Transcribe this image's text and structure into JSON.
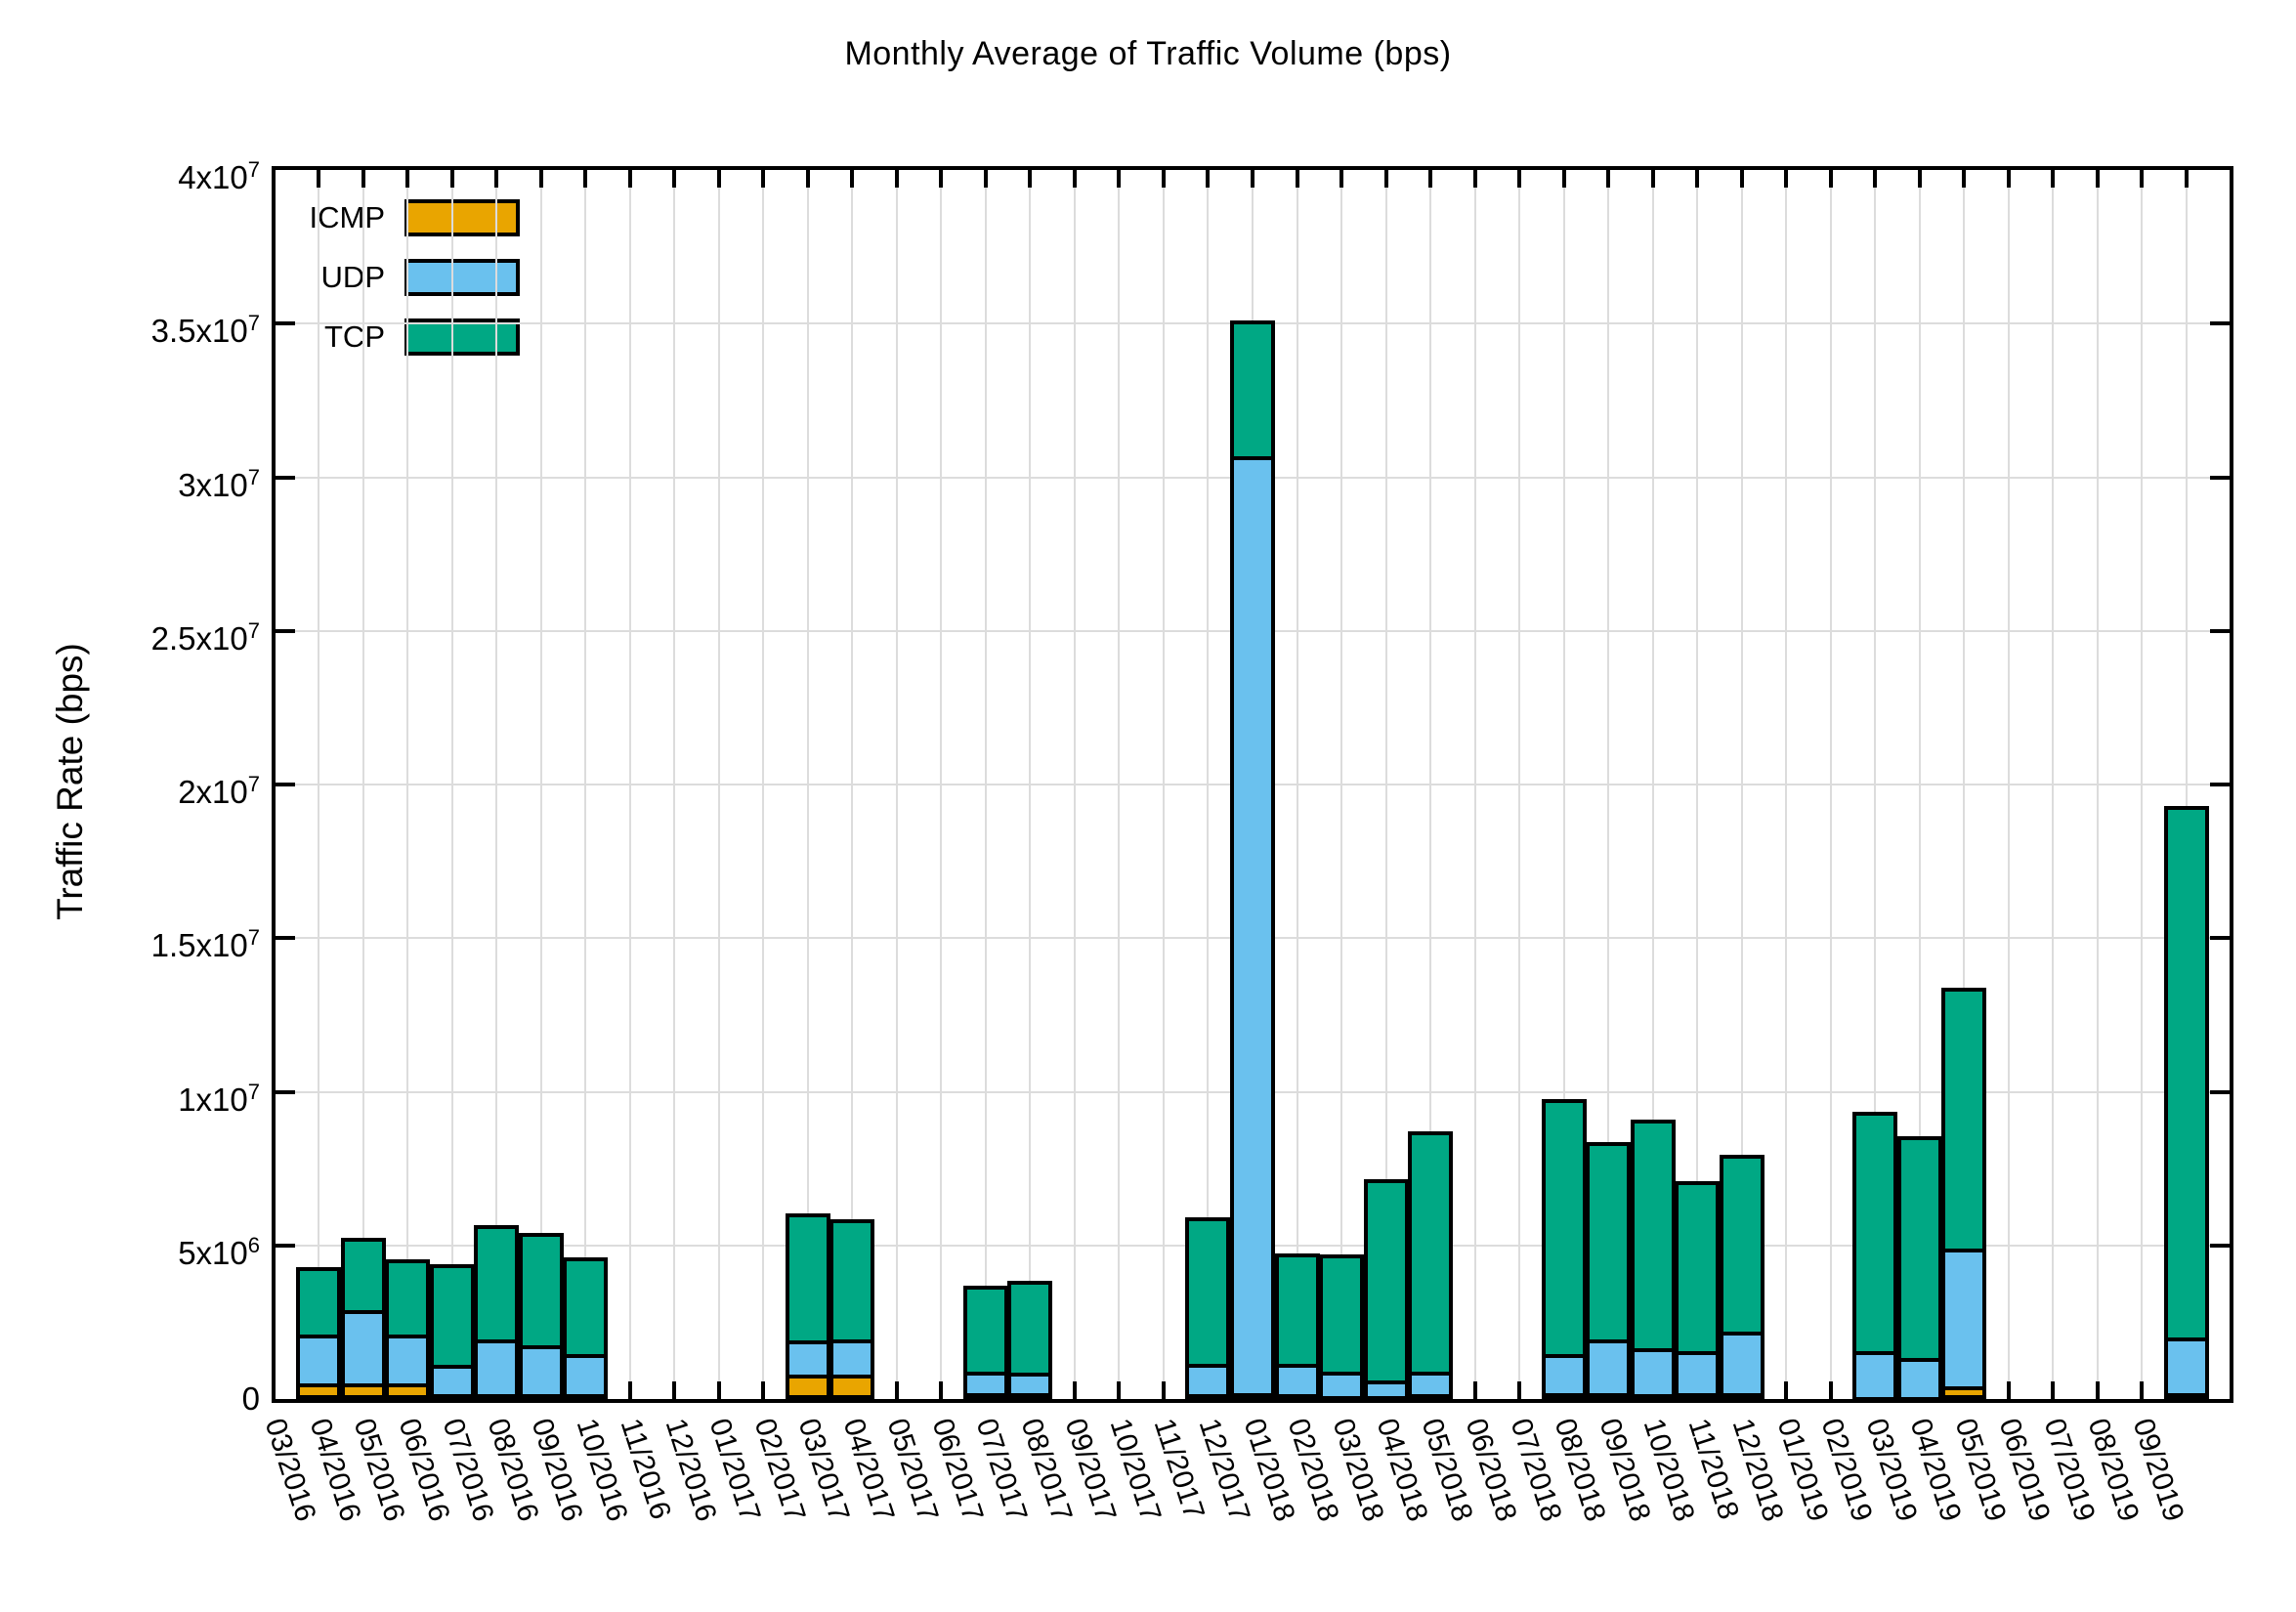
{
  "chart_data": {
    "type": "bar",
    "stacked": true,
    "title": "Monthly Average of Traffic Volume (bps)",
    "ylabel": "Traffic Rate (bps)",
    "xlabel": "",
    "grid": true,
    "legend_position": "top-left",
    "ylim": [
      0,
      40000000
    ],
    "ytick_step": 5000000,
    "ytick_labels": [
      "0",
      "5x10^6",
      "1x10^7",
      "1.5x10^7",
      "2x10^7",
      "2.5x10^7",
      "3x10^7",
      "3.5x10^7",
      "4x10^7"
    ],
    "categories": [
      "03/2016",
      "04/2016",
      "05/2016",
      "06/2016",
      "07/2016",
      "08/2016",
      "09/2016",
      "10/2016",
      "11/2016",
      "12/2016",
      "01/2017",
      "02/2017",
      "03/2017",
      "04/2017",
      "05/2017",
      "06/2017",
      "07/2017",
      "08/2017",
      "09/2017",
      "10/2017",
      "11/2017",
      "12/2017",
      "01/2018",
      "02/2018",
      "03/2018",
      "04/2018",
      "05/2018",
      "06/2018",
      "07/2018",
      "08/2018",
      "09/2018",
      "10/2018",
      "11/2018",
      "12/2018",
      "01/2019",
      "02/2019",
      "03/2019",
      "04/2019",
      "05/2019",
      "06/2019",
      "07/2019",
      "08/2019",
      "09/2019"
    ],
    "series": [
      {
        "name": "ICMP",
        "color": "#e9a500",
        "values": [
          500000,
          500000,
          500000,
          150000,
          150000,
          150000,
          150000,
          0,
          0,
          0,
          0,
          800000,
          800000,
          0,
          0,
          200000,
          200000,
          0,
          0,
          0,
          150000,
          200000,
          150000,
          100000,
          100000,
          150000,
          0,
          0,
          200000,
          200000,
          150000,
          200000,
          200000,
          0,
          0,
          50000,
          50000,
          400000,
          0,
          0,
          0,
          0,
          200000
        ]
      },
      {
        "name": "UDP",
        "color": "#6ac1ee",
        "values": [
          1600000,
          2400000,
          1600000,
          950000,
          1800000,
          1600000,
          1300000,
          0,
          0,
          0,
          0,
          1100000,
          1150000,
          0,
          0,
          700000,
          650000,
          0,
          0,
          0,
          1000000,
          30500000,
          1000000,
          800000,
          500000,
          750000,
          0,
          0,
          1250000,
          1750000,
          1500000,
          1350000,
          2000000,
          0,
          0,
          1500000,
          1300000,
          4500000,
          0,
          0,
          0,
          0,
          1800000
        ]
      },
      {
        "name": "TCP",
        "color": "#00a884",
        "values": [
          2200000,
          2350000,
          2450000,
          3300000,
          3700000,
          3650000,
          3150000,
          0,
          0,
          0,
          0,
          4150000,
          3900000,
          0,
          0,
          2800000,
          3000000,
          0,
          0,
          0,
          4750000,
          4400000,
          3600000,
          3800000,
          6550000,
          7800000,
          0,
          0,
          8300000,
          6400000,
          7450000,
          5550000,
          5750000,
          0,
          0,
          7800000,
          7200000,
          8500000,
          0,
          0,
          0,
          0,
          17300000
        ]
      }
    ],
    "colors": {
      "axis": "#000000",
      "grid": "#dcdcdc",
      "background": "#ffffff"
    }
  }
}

____________

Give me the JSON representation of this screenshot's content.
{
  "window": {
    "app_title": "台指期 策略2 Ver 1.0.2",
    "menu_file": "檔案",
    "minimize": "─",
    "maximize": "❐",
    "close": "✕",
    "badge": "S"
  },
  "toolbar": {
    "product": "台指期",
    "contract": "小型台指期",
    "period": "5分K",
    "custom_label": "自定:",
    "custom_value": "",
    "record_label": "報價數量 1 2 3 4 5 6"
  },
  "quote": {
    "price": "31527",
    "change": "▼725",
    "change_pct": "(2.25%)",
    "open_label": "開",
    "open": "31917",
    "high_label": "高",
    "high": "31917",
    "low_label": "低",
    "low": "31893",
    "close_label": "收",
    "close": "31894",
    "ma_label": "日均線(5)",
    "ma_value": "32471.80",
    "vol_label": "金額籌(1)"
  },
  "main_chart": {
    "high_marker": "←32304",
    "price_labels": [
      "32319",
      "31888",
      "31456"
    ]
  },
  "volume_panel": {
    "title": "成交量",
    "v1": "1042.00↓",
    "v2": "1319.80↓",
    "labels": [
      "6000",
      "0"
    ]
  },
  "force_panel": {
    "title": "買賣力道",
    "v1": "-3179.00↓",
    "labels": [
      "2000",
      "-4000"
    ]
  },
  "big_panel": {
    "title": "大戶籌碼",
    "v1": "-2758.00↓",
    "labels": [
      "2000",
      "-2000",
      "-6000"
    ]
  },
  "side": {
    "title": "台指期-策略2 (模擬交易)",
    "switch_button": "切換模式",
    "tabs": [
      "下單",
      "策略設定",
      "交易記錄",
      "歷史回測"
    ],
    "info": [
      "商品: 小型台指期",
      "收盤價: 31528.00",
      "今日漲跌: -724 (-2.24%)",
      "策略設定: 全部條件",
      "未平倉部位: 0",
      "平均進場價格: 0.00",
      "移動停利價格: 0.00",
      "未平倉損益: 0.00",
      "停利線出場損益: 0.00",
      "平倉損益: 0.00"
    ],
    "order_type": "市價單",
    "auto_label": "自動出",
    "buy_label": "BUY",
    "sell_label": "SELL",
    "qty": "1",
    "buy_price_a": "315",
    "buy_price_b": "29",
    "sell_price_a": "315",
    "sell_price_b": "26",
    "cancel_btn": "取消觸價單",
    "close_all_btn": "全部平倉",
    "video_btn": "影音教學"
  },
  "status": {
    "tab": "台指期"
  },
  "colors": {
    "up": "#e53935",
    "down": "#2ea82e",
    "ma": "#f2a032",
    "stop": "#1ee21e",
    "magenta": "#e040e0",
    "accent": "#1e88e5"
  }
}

____________

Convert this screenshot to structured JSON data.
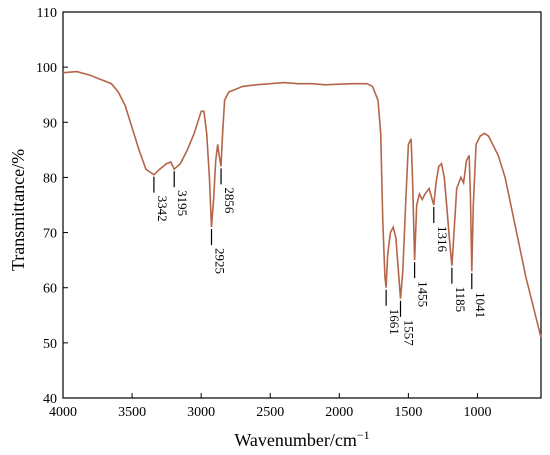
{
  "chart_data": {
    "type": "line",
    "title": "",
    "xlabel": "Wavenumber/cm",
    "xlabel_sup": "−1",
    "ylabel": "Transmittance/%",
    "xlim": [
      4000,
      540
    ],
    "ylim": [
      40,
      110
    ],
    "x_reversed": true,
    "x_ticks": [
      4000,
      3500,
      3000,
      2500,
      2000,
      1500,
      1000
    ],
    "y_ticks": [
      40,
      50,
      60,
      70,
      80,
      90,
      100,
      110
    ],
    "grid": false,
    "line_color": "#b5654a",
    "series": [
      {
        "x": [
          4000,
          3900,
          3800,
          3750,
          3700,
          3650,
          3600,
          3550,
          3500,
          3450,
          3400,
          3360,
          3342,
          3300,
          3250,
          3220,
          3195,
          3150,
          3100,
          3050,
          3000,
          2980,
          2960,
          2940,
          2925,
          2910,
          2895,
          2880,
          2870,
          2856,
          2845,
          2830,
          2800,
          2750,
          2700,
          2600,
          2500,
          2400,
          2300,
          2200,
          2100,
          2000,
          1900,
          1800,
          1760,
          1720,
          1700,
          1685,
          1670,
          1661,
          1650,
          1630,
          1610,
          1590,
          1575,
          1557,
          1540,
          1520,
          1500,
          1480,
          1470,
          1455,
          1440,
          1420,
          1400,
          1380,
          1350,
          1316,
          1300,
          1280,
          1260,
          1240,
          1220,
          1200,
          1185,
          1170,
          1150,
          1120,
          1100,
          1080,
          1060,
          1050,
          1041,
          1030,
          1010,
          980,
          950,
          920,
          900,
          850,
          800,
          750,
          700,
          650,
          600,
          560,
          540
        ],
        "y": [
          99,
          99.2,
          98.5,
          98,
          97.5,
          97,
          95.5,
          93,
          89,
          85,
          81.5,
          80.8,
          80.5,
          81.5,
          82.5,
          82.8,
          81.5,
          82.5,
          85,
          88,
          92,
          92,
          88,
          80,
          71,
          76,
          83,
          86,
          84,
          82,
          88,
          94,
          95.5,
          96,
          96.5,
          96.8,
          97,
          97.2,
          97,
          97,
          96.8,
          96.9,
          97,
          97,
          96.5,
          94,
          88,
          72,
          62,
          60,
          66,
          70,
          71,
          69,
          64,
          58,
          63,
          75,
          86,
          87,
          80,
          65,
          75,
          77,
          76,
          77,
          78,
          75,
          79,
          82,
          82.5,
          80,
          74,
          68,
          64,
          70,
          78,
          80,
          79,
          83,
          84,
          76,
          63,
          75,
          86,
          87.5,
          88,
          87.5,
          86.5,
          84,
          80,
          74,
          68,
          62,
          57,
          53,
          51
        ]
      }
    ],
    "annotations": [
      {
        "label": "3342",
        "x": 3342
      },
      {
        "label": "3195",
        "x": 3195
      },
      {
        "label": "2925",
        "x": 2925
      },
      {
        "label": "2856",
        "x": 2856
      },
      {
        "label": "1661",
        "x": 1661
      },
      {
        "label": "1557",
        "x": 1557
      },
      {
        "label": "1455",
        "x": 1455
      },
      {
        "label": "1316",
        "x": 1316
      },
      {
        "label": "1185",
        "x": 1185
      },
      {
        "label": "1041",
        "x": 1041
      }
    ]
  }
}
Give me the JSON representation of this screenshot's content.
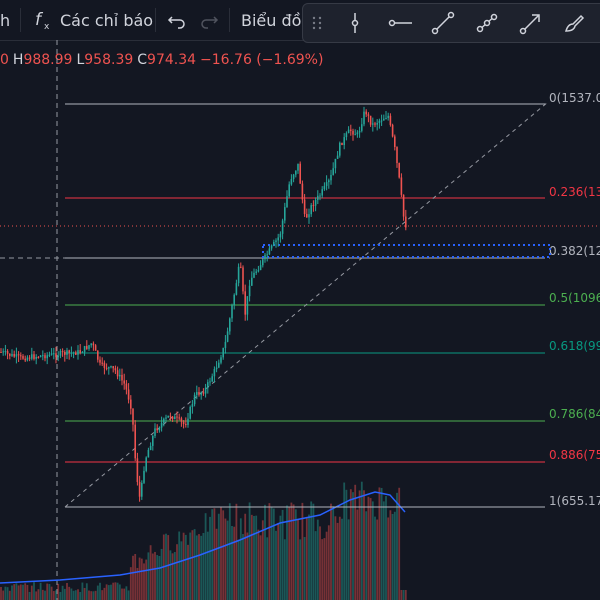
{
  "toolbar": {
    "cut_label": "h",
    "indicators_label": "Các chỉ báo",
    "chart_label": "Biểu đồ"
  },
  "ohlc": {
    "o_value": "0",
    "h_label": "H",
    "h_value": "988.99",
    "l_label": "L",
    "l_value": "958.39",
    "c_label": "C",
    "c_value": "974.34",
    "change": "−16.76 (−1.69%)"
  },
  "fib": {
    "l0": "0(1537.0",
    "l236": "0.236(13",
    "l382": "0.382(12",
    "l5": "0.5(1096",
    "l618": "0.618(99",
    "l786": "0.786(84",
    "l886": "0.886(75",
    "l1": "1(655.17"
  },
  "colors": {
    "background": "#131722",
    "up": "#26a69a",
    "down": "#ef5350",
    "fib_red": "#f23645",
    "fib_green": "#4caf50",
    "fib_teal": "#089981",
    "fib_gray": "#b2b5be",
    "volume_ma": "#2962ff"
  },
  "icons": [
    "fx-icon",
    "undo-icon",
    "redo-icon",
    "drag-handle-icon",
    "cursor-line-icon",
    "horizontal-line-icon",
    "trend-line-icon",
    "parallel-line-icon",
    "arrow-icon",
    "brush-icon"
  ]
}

____________

▶ **Task goal**:
Say how many lines in the entries contain the string "this", and say nothing else.

▶ **Answer for the task**:
4